(Recorded data)
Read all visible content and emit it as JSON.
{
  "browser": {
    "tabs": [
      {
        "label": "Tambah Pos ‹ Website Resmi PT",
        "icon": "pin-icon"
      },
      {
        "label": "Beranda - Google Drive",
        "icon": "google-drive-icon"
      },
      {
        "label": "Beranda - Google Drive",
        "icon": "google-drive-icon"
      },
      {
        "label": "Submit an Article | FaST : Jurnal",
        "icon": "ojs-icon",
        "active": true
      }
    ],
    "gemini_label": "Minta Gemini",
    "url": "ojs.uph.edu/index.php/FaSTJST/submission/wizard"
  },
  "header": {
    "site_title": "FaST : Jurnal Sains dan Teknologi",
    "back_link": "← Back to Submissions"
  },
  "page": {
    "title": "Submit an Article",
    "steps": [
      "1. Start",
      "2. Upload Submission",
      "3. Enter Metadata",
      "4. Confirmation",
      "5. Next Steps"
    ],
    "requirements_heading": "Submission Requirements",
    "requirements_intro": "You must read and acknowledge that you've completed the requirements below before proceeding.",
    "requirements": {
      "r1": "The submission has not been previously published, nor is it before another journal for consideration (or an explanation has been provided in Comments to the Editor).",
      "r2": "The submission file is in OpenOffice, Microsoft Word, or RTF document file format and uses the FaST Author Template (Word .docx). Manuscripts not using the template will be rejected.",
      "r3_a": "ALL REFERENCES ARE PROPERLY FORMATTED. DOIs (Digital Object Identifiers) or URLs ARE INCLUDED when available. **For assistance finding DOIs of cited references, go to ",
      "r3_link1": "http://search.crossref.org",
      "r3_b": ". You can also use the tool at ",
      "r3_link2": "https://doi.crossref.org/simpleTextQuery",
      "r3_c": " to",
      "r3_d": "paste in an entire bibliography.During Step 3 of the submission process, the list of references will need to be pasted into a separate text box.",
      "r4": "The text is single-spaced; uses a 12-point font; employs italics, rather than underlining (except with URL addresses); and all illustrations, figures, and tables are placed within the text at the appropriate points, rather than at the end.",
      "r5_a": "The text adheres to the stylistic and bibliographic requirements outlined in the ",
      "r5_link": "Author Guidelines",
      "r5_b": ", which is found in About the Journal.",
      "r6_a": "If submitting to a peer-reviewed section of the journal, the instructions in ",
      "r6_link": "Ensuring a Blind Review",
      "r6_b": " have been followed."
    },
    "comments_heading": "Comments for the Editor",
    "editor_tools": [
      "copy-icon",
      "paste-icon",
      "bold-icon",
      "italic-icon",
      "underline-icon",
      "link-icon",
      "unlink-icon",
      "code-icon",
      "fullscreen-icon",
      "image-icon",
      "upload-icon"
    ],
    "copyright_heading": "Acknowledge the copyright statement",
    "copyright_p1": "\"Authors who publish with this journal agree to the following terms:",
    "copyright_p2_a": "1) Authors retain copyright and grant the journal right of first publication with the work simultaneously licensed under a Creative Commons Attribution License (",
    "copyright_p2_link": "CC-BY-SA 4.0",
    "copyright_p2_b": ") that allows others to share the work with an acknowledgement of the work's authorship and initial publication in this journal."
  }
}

Your task:
Reproduce the material above exactly; please quote every line of it.

Solution to the exercise:
Read all visible content and emit it as JSON.
{
  "browser": {
    "tabs": [
      {
        "label": "Tambah Pos ‹ Website Resmi PT",
        "icon": "pin-icon"
      },
      {
        "label": "Beranda - Google Drive",
        "icon": "google-drive-icon"
      },
      {
        "label": "Beranda - Google Drive",
        "icon": "google-drive-icon"
      },
      {
        "label": "Submit an Article | FaST : Jurnal",
        "icon": "ojs-icon",
        "active": true
      }
    ],
    "gemini_label": "Minta Gemini",
    "url": "ojs.uph.edu/index.php/FaSTJST/submission/wizard"
  },
  "header": {
    "site_title": "FaST : Jurnal Sains dan Teknologi",
    "back_link": "← Back to Submissions"
  },
  "page": {
    "title": "Submit an Article",
    "steps": [
      "1. Start",
      "2. Upload Submission",
      "3. Enter Metadata",
      "4. Confirmation",
      "5. Next Steps"
    ],
    "requirements_heading": "Submission Requirements",
    "requirements_intro": "You must read and acknowledge that you've completed the requirements below before proceeding.",
    "requirements": {
      "r1": "The submission has not been previously published, nor is it before another journal for consideration (or an explanation has been provided in Comments to the Editor).",
      "r2": "The submission file is in OpenOffice, Microsoft Word, or RTF document file format and uses the FaST Author Template (Word .docx). Manuscripts not using the template will be rejected.",
      "r3_a": "ALL REFERENCES ARE PROPERLY FORMATTED. DOIs (Digital Object Identifiers) or URLs ARE INCLUDED when available. **For assistance finding DOIs of cited references, go to ",
      "r3_link1": "http://search.crossref.org",
      "r3_b": ". You can also use the tool at ",
      "r3_link2": "https://doi.crossref.org/simpleTextQuery",
      "r3_c": " to",
      "r3_d": "paste in an entire bibliography.During Step 3 of the submission process, the list of references will need to be pasted into a separate text box.",
      "r4": "The text is single-spaced; uses a 12-point font; employs italics, rather than underlining (except with URL addresses); and all illustrations, figures, and tables are placed within the text at the appropriate points, rather than at the end.",
      "r5_a": "The text adheres to the stylistic and bibliographic requirements outlined in the ",
      "r5_link": "Author Guidelines",
      "r5_b": ", which is found in About the Journal.",
      "r6_a": "If submitting to a peer-reviewed section of the journal, the instructions in ",
      "r6_link": "Ensuring a Blind Review",
      "r6_b": " have been followed."
    },
    "comments_heading": "Comments for the Editor",
    "editor_tools": [
      "copy-icon",
      "paste-icon",
      "bold-icon",
      "italic-icon",
      "underline-icon",
      "link-icon",
      "unlink-icon",
      "code-icon",
      "fullscreen-icon",
      "image-icon",
      "upload-icon"
    ],
    "copyright_heading": "Acknowledge the copyright statement",
    "copyright_p1": "\"Authors who publish with this journal agree to the following terms:",
    "copyright_p2_a": "1) Authors retain copyright and grant the journal right of first publication with the work simultaneously licensed under a Creative Commons Attribution License (",
    "copyright_p2_link": "CC-BY-SA 4.0",
    "copyright_p2_b": ") that allows others to share the work with an acknowledgement of the work's authorship and initial publication in this journal."
  }
}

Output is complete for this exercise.